**Selected text:**
··········

There is an informative article in the May 12, 2016 issue of Bloomberg Businessweek, “How to Pull the World Economy out of Its Rut.”  Recall that Janet Yellen succeeded Ben Bernanke as Chair of the Federal Reserve in January 2014. The other candidate for the post was Larry Summers.
Capture6They have rather different views about the role of a central bank:

  • Janet Yellen insists that economic conditions are returning to normal, even if slowly. She is neutral about the slow growth, secular stagnation hypothesis and using fiscal stimulus to overcome it.
  • Larry Summers argues that world growth is stuck in a rut because there is a chronic shortage of demand for goods and services. Growing inequality puts a bigger share of the world’s income in the hands of rich people who spend less. The new economy is asset-lite (Uber and Airbnb prosper by exploiting existing assets) and so needs less investment. Software doesn’t require the construction of new factories. He thinks that central bankers should spend more time and effort trying to influence fiscal policy. For example, more government spending on infrastructure, global warming and improving education. Also changing the tax code to put more money in the hands of lower- and middle-income families who would spend it.

··········

**Data section:**

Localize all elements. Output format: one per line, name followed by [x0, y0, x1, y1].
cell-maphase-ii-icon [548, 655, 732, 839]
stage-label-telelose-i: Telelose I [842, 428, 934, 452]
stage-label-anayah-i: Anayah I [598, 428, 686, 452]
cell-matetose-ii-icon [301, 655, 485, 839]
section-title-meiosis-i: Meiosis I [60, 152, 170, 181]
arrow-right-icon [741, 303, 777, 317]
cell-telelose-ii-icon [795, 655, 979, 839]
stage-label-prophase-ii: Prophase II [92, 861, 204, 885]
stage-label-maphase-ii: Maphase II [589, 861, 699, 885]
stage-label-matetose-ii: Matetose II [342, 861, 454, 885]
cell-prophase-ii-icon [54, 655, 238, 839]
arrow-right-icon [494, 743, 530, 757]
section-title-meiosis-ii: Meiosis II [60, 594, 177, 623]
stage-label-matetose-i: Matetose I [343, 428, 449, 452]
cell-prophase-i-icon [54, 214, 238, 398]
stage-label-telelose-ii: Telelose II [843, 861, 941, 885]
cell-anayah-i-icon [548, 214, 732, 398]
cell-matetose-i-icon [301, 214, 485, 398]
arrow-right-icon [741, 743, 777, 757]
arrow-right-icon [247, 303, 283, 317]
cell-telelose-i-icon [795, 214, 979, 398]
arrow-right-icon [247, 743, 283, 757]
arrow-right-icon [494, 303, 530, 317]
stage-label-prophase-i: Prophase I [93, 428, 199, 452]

··········

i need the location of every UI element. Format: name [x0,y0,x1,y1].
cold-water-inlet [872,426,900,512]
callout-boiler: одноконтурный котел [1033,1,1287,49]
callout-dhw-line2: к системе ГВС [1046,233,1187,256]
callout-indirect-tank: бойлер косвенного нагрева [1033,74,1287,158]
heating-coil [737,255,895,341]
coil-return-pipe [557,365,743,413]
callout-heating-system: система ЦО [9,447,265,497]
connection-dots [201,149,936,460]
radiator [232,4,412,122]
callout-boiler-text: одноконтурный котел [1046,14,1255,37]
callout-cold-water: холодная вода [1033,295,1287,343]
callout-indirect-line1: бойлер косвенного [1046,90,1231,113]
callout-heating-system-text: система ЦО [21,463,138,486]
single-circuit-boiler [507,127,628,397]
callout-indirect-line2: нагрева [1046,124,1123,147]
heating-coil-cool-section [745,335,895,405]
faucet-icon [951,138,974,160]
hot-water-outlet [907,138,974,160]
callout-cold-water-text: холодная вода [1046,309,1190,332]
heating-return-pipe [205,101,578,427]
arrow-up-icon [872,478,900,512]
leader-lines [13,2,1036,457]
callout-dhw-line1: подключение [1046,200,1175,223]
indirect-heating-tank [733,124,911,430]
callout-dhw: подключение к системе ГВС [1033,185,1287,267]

··········

**What to work on:**
A. In the passage on Janet Yellen and Larry Summers, answer each question below.
(i) In what month and year did Janet Yellen succeed Ben Bernanke as Chair of the Federal Reserve?
(ii) What three areas of government spending does Summers give as examples?
(iii) Which two companies are named as prospering by exploiting existing assets?
B. Go on writing the passage on Janet Yellen and Larry Summers, starting right after its final sentence.

**Answers to the exercise:**
A.
(i) January 2014
(ii) Infrastructure, global warming, and improving education
(iii) Uber and Airbnb

B.
I think that they are both partly right and partly wrong.

  • Janet Yellen is correct in believing that the Fed should stick to monetary policy. But she is too cautious in raising interest rates back to more normal levels. There will be some (stock market) pain in accomplishing this but it needs to be pushed faster regardless.
  • Larry Summers is correct in calling for action on the fiscal front. But his suggestions for how to do this are mostly off base because they will lead to massive new debt which must be avoided.

So what is the proper course to get out of our economic rut? It is what I’ve been saying over and over again but I’ll repeat it for good measure in my next post!  Stay tuned!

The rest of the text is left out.